◆ Written instruction ◆
Output every line of the material as a JSON list of strings, one string per line, omitting blank lines.

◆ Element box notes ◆
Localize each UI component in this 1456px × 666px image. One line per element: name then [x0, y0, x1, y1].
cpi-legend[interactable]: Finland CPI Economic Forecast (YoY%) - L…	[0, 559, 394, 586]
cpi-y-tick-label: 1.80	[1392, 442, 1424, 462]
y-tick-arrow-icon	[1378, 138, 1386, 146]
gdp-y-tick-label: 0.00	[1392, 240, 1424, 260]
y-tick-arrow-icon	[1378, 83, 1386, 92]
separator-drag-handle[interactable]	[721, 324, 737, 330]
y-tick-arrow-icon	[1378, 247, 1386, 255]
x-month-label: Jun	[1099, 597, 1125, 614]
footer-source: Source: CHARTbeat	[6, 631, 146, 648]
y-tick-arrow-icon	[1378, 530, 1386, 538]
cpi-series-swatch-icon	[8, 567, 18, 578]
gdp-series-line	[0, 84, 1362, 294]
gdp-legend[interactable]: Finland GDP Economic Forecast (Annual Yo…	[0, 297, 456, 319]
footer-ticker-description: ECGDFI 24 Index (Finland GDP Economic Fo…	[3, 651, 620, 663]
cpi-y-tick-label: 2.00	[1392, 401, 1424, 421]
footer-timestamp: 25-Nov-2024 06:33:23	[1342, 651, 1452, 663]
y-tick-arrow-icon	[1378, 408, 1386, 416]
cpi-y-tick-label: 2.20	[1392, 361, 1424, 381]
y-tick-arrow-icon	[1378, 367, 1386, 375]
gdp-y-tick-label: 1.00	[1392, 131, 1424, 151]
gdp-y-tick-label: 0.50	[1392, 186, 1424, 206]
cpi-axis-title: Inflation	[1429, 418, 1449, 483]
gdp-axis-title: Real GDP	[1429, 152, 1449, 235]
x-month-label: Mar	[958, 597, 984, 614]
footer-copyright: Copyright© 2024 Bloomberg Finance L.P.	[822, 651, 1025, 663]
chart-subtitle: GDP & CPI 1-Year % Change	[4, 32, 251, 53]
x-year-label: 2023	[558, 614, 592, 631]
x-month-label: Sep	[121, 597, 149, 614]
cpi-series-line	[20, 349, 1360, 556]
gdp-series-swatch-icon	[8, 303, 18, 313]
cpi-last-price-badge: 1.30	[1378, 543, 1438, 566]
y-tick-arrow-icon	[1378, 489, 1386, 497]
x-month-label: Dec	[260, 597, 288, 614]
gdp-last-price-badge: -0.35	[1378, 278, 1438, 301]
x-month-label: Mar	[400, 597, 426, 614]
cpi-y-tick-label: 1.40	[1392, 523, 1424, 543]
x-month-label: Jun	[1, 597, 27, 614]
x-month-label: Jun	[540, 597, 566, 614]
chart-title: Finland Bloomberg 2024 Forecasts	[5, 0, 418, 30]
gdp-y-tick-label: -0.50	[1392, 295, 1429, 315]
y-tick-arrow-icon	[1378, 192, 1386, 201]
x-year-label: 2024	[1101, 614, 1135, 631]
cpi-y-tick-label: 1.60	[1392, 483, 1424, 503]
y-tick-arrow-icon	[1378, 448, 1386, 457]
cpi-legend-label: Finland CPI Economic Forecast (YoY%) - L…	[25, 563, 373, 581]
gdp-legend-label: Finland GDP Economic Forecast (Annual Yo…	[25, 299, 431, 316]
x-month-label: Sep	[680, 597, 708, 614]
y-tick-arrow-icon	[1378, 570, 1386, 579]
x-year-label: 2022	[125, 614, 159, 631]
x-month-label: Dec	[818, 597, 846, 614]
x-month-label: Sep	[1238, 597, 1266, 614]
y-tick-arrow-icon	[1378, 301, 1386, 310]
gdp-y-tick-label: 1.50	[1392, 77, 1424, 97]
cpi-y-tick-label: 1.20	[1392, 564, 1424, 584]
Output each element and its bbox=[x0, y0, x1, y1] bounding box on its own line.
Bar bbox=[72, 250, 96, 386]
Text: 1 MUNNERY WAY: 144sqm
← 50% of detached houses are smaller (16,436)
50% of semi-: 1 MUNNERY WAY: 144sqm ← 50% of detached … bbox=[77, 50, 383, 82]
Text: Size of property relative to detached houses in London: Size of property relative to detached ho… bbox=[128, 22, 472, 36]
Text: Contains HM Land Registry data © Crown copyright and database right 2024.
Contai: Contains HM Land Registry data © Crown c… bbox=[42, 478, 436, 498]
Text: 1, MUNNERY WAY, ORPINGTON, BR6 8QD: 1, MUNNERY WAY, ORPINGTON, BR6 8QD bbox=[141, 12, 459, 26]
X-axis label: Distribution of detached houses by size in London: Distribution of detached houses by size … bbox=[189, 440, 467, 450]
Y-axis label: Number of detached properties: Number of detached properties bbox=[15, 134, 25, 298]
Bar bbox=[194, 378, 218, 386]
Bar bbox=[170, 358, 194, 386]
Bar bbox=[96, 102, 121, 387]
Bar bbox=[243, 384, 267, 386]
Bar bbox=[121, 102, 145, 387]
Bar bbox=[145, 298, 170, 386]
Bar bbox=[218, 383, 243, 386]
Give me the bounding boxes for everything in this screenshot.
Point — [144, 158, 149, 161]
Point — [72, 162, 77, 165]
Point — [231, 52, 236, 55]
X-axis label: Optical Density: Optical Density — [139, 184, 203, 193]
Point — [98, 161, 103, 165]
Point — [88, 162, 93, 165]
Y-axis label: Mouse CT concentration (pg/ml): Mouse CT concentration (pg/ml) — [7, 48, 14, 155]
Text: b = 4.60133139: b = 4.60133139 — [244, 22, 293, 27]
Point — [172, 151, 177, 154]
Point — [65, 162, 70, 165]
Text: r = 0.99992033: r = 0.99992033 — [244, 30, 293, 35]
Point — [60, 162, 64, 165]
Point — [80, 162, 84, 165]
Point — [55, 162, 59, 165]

◆ Final result ◆
[
  "Localize each UI component in this 1456px × 666px image. One line per element: name then [x0, y0, x1, y1].",
  "cpi-legend[interactable]: Finland CPI Economic Forecast (YoY%) - L…\t[0, 559, 394, 586]",
  "cpi-y-tick-label: 1.80\t[1392, 442, 1424, 462]",
  "y-tick-arrow-icon\t[1378, 138, 1386, 146]",
  "gdp-y-tick-label: 0.00\t[1392, 240, 1424, 260]",
  "y-tick-arrow-icon\t[1378, 83, 1386, 92]",
  "separator-drag-handle[interactable]\t[721, 324, 737, 330]",
  "y-tick-arrow-icon\t[1378, 247, 1386, 255]",
  "x-month-label: Jun\t[1099, 597, 1125, 614]",
  "footer-source: Source: CHARTbeat\t[6, 631, 146, 648]",
  "y-tick-arrow-icon\t[1378, 530, 1386, 538]",
  "cpi-series-swatch-icon\t[8, 567, 18, 578]",
  "gdp-series-line\t[0, 84, 1362, 294]",
  "gdp-legend[interactable]: Finland GDP Economic Forecast (Annual Yo…\t[0, 297, 456, 319]",
  "footer-ticker-description: ECGDFI 24 Index (Finland GDP Economic Fo…\t[3, 651, 620, 663]",
  "cpi-y-tick-label: 2.00\t[1392, 401, 1424, 421]",
  "footer-timestamp: 25-Nov-2024 06:33:23\t[1342, 651, 1452, 663]",
  "y-tick-arrow-icon\t[1378, 408, 1386, 416]",
  "cpi-y-tick-label: 2.20\t[1392, 361, 1424, 381]",
  "y-tick-arrow-icon\t[1378, 367, 1386, 375]",
  "gdp-y-tick-label: 1.00\t[1392, 131, 1424, 151]",
  "gdp-y-tick-label: 0.50\t[1392, 186, 1424, 206]",
  "cpi-axis-title: Inflation\t[1429, 418, 1449, 483]",
  "gdp-axis-title: Real GDP\t[1429, 152, 1449, 235]",
  "x-month-label: Mar\t[958, 597, 984, 614]",
  "footer-copyright: Copyright© 2024 Bloomberg Finance L.P.\t[822, 651, 1025, 663]",
  "chart-subtitle: GDP & CPI 1-Year % Change\t[4, 32, 251, 53]",
  "x-year-label: 2023\t[558, 614, 592, 631]",
  "x-month-label: Sep\t[121, 597, 149, 614]",
  "cpi-series-line\t[20, 349, 1360, 556]",
  "gdp-series-swatch-icon\t[8, 303, 18, 313]",
  "cpi-last-price-badge: 1.30\t[1378, 543, 1438, 566]",
  "y-tick-arrow-icon\t[1378, 489, 1386, 497]",
  "x-month-label: Dec\t[260, 597, 288, 614]",
  "gdp-last-price-badge: -0.35\t[1378, 278, 1438, 301]",
  "x-month-label: Mar\t[400, 597, 426, 614]",
  "cpi-y-tick-label: 1.40\t[1392, 523, 1424, 543]",
  "x-month-label: Jun\t[1, 597, 27, 614]",
  "x-month-label: Jun\t[540, 597, 566, 614]",
  "chart-title: Finland Bloomberg 2024 Forecasts\t[5, 0, 418, 30]",
  "gdp-y-tick-label: -0.50\t[1392, 295, 1429, 315]",
  "y-tick-arrow-icon\t[1378, 192, 1386, 201]",
  "x-year-label: 2024\t[1101, 614, 1135, 631]",
  "cpi-y-tick-label: 1.60\t[1392, 483, 1424, 503]",
  "y-tick-arrow-icon\t[1378, 448, 1386, 457]",
  "cpi-legend-label: Finland CPI Economic Forecast (YoY%) - L…\t[25, 563, 373, 581]",
  "gdp-legend-label: Finland GDP Economic Forecast (Annual Yo…\t[25, 299, 431, 316]",
  "x-month-label: Sep\t[680, 597, 708, 614]",
  "y-tick-arrow-icon\t[1378, 570, 1386, 579]",
  "x-year-label: 2022\t[125, 614, 159, 631]",
  "x-month-label: Dec\t[818, 597, 846, 614]",
  "x-month-label: Sep\t[1238, 597, 1266, 614]",
  "y-tick-arrow-icon\t[1378, 301, 1386, 310]",
  "gdp-y-tick-label: 1.50\t[1392, 77, 1424, 97]",
  "cpi-y-tick-label: 1.20\t[1392, 564, 1424, 584]",
  "Output each element and its bbox=[x0, y0, x1, y1] bounding box on its own line.",
  "Bar bbox=[72, 250, 96, 386]",
  "Text: 1 MUNNERY WAY: 144sqm",
  "← 50% of detached houses are smaller (16,436)",
  "50% of semi-: 1 MUNNERY WAY: 144sqm ← 50% of detached … bbox=[77, 50, 383, 82]",
  "Text: Size of property relative to detached houses in London: Size of property relative to detached ho… bbox=[128, 22, 472, 36]",
  "Text: Contains HM Land Registry data © Crown copyright and database right 2024.",
  "Contai: Contains HM Land Registry data © Crown c… bbox=[42, 478, 436, 498]",
  "Text: 1, MUNNERY WAY, ORPINGTON, BR6 8QD: 1, MUNNERY WAY, ORPINGTON, BR6 8QD bbox=[141, 12, 459, 26]",
  "X-axis label: Distribution of detached houses by size in London: Distribution of detached houses by size … bbox=[189, 440, 467, 450]",
  "Y-axis label: Number of detached properties: Number of detached properties bbox=[15, 134, 25, 298]",
  "Bar bbox=[194, 378, 218, 386]",
  "Bar bbox=[170, 358, 194, 386]",
  "Bar bbox=[96, 102, 121, 387]",
  "Bar bbox=[243, 384, 267, 386]",
  "Bar bbox=[121, 102, 145, 387]",
  "Bar bbox=[145, 298, 170, 386]",
  "Bar bbox=[218, 383, 243, 386]",
  "Give me the bounding boxes for everything in this screenshot.",
  "Point — [144, 158, 149, 161]",
  "Point — [72, 162, 77, 165]",
  "Point — [231, 52, 236, 55]",
  "X-axis label: Optical Density: Optical Density — [139, 184, 203, 193]",
  "Point — [98, 161, 103, 165]",
  "Point — [88, 162, 93, 165]",
  "Y-axis label: Mouse CT concentration (pg/ml): Mouse CT concentration (pg/ml) — [7, 48, 14, 155]",
  "Text: b = 4.60133139: b = 4.60133139 — [244, 22, 293, 27]",
  "Point — [172, 151, 177, 154]",
  "Point — [65, 162, 70, 165]",
  "Text: r = 0.99992033: r = 0.99992033 — [244, 30, 293, 35]",
  "Point — [60, 162, 64, 165]",
  "Point — [80, 162, 84, 165]",
  "Point — [55, 162, 59, 165]"
]